WORK TO COMPLETE:
**1)** According to the Prime Resource financial statement notes, how much did Prime pay in royalties during 2002?
**2)** Using the Prime Resource financial statement notes, explain why the income tax benefit for 2002 is based only on the loss from April 4, 2002 through December 31, 2002.
**3)** Write the next part of the Prime Resource financial statement notes, picking up right after their final line.

GIVEN TEXT:
## start
In March of 2002, the Company was paid approximately $144,000 in amounts due
from members as of December 31, 2001 and advanced an additional $56,000 from
those same members. The proceeds were used to satisfy a $200,000 obligation to a
former member, which arose in connection with such member's withdrawal.
Royalty expense
During the year ended December 31, 2002, Prime made royalty payments totaling
$76,495 to two partnerships, which are related to controlling shareholders of
Prime. The royalties were paid in connection with the use of certain
intellectual rights to the "FBA Advantage Program" held by the related
partnerships.
NOTE 8 - LEASE COMMITMENTS
The Company leases certain office space under agreements classified as operating
leases. The space was leased from two entities that had certain common owners to
those of the Company. Rent expense, under such leases, totaled $81,807 and
$110,935 for the years ended December 31, 2002 and 2001, respectively.
In connection with the settlement agreement discussed in Note 1, effective
December 31, 2001, the remaining members of the Company divested themselves of
their ownership interest in Brownstone Associates, L.L.C., one of the two
related entities the Company leased office space from during 2001.
67
PRIME RESOURCE, INC. AND SUBSIDIARIES
(Formerly Prime Resource, LLC and Subsidiaries)
NOTES TO CONSOLIDATED FINANCIAL STATEMENTS
December 31, 2002 and 2001
NOTE 8 - LEASE COMMITMENTS (CONTINUED)
- --------------------------------------
Future minimum payments required under all noncancellable lease agreements as of
December 31, 2002 are as follows:
Year ended
December 31,
------------
2003 $ 110,814
2004 73,967
2005 59,106
2006 60,726
2007 30,768
Thereafter --
NOTE 9 - INCOME TAXES
- ---------------------
Prime became subject to taxation for the first time effective April 4, 2002 when
the Company was reorganized from a limited liability company to a corporation.
Taxes on income prior to that date were the responsibility of the individual
members. Accordingly, income tax benefit for the year ended December 31, 2002,
is based on the Company's loss before income taxes for the period from April 4,
2002 through December 31, 2002. Income tax expense (benefit) is comprised of the
following for the year ended December 31, 2002:
Current Deferred Total
------- -------- -----
U.S. Federal $ 19,584 $ (26,506) $ (6,992)
State 4,851 -- 4,851
------------- -------------- -------------
$ 24,435 $ (26,506) $ (2,071)
============= ============== =============
Total income tax expense (benefit) for the year ended December 31, 2002 differs
from the amounts computed by applying the U.S. federal tax income rate of 34
percent to pretax income as a result of the following:
Federal income tax benefit at statutory rate $ (49,420)
Deferred taxes relating to change in tax status 10,391
Current taxes relating to pre-charge income 47,511
Benefit of graduated rates (11,750)
## end
PROVIDED INFORMATION:
## start
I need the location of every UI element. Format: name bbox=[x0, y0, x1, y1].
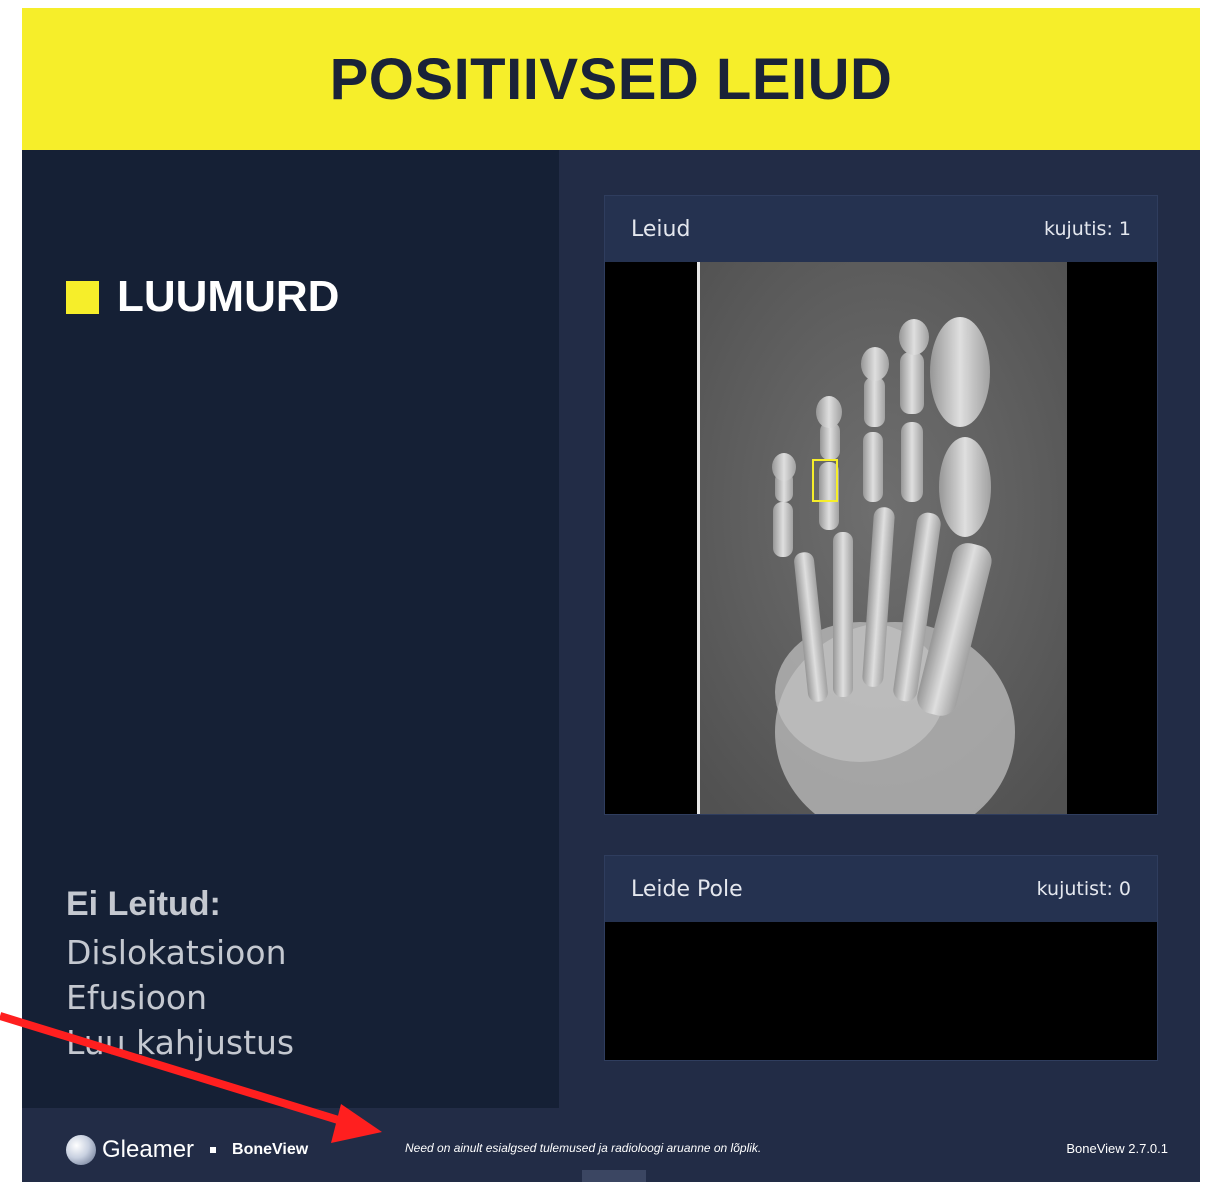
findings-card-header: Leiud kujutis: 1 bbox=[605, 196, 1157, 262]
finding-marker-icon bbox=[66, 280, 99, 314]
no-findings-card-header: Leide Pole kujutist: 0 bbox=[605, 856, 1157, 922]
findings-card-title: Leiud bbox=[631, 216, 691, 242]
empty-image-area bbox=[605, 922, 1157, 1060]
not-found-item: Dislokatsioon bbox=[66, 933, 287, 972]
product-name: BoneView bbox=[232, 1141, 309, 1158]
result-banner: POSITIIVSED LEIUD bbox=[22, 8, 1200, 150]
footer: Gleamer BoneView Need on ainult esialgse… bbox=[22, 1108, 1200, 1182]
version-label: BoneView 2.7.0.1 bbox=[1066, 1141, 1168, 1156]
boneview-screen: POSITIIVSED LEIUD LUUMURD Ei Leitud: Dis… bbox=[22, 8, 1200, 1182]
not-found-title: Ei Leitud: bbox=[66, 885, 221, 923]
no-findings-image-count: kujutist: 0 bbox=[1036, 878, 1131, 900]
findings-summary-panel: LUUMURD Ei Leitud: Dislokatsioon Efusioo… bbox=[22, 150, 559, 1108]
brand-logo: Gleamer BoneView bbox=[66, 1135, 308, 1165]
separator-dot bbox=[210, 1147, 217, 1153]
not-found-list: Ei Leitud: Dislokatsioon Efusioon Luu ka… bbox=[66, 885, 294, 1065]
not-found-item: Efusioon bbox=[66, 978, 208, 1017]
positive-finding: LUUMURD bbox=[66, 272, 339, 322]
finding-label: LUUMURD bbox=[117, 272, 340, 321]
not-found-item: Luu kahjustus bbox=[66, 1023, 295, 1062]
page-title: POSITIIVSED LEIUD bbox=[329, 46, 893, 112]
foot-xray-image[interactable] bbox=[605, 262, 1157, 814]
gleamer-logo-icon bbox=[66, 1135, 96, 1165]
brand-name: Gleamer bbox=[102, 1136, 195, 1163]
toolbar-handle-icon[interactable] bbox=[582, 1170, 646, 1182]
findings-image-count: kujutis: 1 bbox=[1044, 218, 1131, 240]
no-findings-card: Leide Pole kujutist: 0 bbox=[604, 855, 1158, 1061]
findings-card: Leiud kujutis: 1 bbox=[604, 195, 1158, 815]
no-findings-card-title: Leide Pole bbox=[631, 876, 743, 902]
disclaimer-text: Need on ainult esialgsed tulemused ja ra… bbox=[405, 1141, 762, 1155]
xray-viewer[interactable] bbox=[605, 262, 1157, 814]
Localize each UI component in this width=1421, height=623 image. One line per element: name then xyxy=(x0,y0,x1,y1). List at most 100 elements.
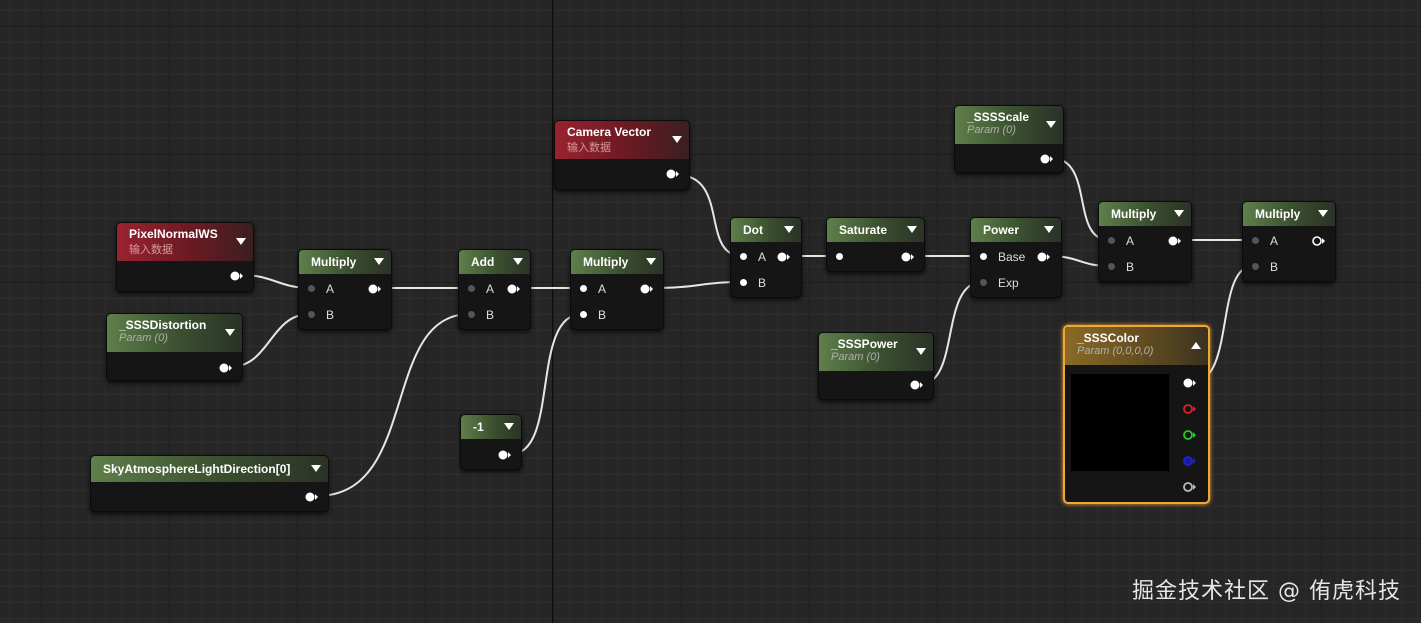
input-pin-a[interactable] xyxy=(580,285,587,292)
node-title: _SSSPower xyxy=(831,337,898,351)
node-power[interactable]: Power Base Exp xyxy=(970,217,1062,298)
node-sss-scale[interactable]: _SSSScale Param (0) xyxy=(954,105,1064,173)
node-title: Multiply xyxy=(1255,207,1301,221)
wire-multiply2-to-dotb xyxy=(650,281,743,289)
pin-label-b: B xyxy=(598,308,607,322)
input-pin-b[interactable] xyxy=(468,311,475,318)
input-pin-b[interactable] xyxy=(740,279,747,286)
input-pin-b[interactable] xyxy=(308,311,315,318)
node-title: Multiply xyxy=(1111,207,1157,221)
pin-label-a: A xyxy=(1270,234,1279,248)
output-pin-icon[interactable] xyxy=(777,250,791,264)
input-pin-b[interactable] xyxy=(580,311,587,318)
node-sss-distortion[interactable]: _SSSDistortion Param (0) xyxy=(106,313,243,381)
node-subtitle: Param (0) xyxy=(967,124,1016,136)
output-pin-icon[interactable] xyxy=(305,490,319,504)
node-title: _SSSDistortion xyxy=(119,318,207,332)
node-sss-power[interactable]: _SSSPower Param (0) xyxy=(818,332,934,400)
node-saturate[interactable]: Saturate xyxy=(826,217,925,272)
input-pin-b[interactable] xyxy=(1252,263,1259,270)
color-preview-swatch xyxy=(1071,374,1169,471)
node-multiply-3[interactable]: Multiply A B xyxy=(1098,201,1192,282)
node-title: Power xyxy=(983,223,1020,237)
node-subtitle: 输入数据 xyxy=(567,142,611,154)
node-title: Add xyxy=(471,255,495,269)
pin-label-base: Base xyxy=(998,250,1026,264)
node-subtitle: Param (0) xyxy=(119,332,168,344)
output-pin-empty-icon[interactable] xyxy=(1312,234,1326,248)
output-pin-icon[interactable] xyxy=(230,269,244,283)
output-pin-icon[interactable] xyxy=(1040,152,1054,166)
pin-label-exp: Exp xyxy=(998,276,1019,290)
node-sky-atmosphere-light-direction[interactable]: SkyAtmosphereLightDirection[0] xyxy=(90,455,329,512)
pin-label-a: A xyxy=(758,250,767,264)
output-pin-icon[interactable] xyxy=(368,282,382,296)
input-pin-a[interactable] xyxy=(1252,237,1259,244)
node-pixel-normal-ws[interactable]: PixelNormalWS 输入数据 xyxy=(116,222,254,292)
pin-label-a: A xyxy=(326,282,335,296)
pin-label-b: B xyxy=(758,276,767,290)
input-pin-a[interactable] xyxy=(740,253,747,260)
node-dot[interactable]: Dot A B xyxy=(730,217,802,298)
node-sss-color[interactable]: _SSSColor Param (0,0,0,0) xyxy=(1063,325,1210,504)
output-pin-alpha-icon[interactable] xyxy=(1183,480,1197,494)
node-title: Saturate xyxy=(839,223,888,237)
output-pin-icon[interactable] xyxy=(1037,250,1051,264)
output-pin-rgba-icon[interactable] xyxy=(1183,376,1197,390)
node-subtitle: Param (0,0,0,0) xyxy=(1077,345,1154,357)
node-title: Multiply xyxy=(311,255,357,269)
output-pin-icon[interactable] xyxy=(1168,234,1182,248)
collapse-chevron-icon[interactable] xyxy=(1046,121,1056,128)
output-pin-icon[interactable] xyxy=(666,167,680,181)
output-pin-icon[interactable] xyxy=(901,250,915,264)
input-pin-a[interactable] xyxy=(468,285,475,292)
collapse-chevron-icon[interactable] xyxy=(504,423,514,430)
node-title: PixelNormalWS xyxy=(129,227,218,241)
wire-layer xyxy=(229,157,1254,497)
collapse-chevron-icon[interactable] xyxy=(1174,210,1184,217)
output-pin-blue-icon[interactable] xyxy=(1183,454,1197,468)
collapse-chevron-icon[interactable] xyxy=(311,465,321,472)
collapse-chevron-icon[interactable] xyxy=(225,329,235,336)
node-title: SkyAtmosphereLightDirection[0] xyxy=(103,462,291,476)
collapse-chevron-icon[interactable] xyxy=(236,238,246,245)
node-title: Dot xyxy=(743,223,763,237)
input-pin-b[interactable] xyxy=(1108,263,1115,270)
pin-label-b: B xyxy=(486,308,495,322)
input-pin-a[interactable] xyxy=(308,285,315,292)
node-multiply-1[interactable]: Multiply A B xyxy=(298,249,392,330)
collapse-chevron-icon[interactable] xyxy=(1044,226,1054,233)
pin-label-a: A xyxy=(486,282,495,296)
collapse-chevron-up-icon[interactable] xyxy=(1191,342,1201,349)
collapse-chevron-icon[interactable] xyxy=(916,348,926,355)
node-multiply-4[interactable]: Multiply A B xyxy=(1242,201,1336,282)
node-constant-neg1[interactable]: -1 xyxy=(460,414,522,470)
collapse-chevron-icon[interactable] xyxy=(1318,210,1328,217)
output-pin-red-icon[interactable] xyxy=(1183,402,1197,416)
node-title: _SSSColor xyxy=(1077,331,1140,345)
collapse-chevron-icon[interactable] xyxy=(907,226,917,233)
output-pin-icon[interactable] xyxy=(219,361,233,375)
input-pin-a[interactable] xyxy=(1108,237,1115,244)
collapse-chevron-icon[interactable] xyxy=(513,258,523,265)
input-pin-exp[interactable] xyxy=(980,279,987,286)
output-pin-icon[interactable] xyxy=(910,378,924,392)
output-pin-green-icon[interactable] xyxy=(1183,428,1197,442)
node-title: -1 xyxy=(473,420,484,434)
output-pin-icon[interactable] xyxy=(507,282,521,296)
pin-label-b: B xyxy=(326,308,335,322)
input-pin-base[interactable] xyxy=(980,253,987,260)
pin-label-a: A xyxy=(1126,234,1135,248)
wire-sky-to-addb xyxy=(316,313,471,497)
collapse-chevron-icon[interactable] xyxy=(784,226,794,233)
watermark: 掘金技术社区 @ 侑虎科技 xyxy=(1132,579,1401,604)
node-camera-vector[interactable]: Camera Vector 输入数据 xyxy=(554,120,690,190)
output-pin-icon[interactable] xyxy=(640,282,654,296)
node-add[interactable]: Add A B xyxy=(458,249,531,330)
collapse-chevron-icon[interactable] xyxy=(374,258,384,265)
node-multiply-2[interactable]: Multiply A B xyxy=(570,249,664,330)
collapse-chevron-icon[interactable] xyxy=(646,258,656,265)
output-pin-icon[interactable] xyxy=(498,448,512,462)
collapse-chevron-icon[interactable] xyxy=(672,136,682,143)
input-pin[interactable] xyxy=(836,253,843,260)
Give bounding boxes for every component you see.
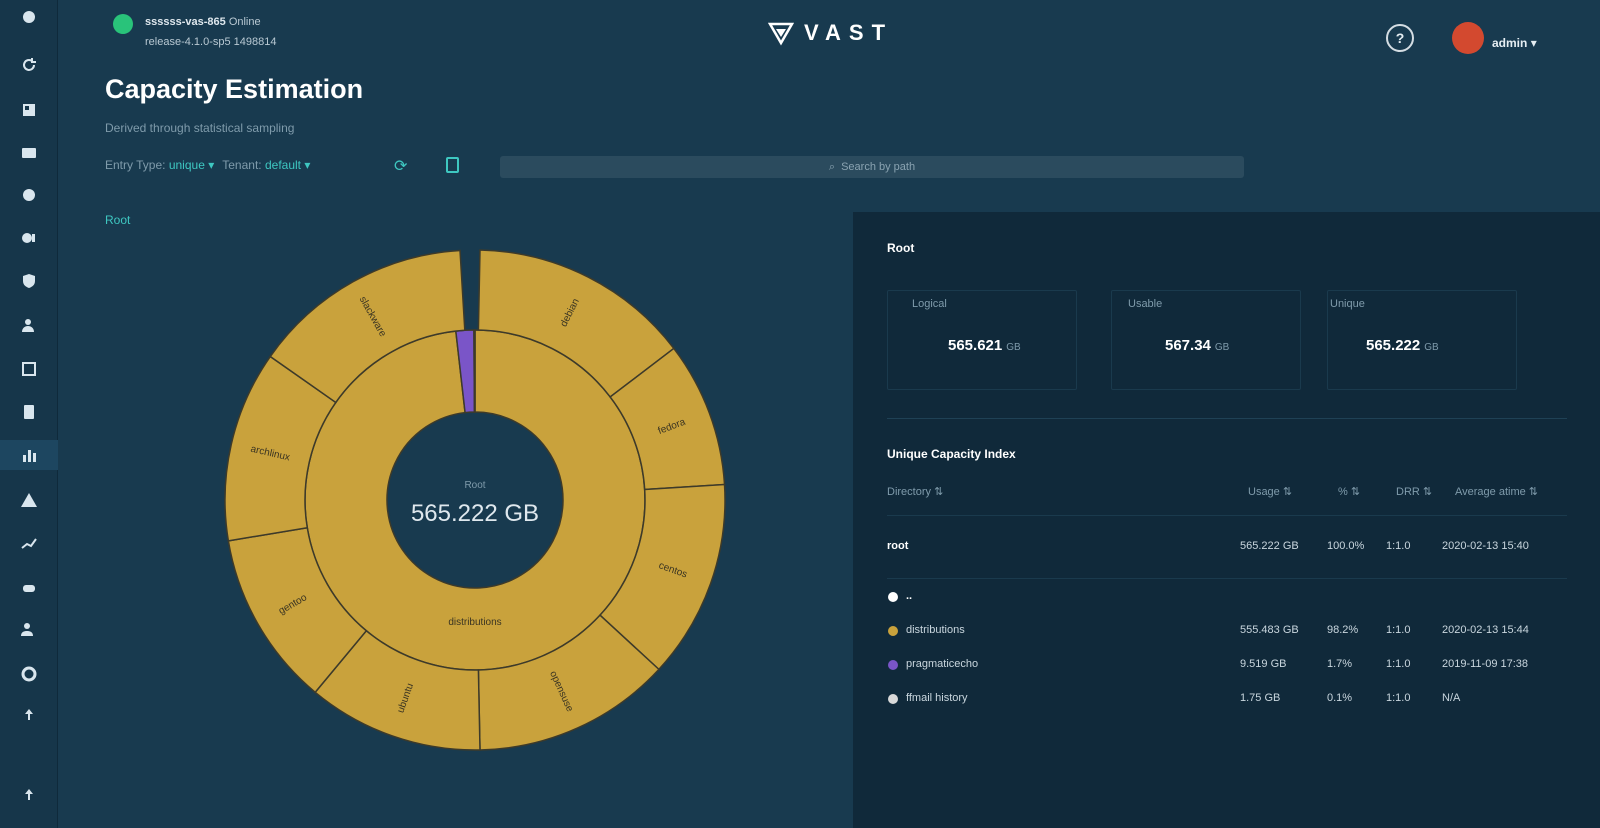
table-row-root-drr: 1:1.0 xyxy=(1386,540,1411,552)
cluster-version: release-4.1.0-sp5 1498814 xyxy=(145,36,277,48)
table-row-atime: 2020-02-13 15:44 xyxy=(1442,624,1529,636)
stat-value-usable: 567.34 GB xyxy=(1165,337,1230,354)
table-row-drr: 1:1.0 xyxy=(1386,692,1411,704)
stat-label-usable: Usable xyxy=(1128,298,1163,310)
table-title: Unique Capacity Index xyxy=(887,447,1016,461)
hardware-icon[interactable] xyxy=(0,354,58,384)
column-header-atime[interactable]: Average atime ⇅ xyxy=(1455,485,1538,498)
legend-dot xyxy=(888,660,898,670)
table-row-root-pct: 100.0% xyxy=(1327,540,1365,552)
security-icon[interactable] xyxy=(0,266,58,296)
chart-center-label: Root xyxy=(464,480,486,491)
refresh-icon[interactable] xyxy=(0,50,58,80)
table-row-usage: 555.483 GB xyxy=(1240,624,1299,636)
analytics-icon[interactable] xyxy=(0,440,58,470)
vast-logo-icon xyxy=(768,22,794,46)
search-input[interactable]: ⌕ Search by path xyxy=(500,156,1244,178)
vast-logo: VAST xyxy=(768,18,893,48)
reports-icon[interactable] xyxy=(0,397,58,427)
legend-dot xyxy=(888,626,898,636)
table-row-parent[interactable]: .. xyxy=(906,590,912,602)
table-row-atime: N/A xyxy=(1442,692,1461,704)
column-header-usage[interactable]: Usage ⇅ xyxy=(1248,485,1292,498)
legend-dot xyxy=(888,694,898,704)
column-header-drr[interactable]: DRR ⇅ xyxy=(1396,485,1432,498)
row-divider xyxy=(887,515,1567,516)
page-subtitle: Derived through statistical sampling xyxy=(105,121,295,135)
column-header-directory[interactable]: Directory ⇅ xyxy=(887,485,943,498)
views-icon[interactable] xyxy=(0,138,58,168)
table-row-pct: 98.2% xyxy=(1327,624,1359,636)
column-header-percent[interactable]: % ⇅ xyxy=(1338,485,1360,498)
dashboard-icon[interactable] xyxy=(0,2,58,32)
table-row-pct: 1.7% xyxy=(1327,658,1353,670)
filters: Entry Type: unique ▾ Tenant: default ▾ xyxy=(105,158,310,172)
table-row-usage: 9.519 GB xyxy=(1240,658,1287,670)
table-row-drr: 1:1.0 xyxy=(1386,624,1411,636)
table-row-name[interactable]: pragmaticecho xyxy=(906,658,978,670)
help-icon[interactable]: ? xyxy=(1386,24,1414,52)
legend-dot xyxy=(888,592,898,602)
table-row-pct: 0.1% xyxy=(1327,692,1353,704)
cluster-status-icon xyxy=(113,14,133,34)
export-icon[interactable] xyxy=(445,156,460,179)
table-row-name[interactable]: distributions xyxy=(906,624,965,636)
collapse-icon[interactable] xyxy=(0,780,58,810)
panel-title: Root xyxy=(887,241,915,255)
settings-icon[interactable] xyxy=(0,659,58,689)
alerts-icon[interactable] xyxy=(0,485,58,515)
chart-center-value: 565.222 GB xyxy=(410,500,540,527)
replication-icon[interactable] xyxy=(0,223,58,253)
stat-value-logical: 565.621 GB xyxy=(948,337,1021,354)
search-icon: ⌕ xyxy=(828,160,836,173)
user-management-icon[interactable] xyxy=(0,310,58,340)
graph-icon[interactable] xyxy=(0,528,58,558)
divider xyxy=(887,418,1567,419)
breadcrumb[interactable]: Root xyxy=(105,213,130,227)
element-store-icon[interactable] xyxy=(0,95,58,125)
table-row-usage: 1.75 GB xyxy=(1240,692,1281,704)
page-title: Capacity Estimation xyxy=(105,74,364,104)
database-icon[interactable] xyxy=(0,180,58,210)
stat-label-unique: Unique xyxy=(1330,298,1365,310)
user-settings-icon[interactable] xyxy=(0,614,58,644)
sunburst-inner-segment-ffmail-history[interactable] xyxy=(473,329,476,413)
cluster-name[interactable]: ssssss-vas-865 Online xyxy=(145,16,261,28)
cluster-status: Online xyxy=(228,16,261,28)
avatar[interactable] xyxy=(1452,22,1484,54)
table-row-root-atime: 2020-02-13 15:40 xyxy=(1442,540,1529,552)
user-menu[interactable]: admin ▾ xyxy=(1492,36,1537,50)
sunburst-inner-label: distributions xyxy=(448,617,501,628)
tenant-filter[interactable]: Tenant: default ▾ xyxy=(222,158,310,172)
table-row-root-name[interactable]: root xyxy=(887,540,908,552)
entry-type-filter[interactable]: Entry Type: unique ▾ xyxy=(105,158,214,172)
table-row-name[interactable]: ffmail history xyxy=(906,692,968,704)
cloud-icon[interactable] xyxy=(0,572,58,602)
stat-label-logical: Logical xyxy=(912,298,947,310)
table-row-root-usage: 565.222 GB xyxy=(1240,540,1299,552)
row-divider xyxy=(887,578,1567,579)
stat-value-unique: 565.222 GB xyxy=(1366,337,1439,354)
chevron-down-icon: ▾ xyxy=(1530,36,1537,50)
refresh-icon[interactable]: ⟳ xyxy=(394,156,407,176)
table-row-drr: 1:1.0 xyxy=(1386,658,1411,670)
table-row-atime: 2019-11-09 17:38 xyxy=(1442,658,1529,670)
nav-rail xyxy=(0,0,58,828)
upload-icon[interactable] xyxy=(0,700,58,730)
## end
RESPONSES TO THE TASKS:
**1)** $76,495

**2)** Prime first became subject to taxation on April 4, 2002, when it was reorganized from a limited liability company to a corporation. Before that date, taxes on its income were the responsibility of the individual members.

**3)**
Other non-deductible items 1,197
-------------
Total $ (2,071)
=============
68
PRIME RESOURCE, INC. AND SUBSIDIARIES
(Formerly Prime Resource, LLC and Subsidiaries)
NOTES TO CONSOLIDATED FINANCIAL STATEMENTS
December 31, 2002 and 2001
NOTE 9 - INCOME TAXES (CONTINUED)
- ---------------------------------
The tax effects of temporary differences that give rise to significant portions
of the deferred tax assets and liabilities at December 31, 2002 are as follows:
Current deferred tax assets (liability):
Accounts receivable $ (52,454)
Accrued wages 39,027
Accounts payable 14,322
-------------
Net current deferred tax asset $ 895
=============
Long-term deferred tax assets (liability):
Depreciation differences
$ (22,424)
Deferred income - stock compensation 48,035
-------------
Net long-term deferred tax asset $ 25,611
=============
Realization of the deferred tax assets depends on the Company's ability to
generate sufficient future taxable income. Management believes that the Company
will generate such future earnings and, accordingly, realize the benefit of the
gross deferred tax assets. Therefore, management has not provided any valuation
allowance.
The entity also changed tax status during the year, resulting in the deferred
tax assets and liabilities being recorded in the continuing operations for the
current period.
69
CHANGE IN ACCOUNTANTS AND ANY DISAGREEMENTS
Your management has not changed its independent auditors since
inception. Further, Prime has no conflict or disagreement with its current
auditors concerning any accounting policies.
70
[OUTSIDE COVER OF PROSPECTUS]
This is a self underwriting not involving any broker/dealer. Each
person contacted to invest in this offering will concurrently be given a copy of
this prospectus. Unless otherwise advised, the prospectus will expire and should
not be relied upon at anytime greater than six months after the effective date
appearing on the cover page.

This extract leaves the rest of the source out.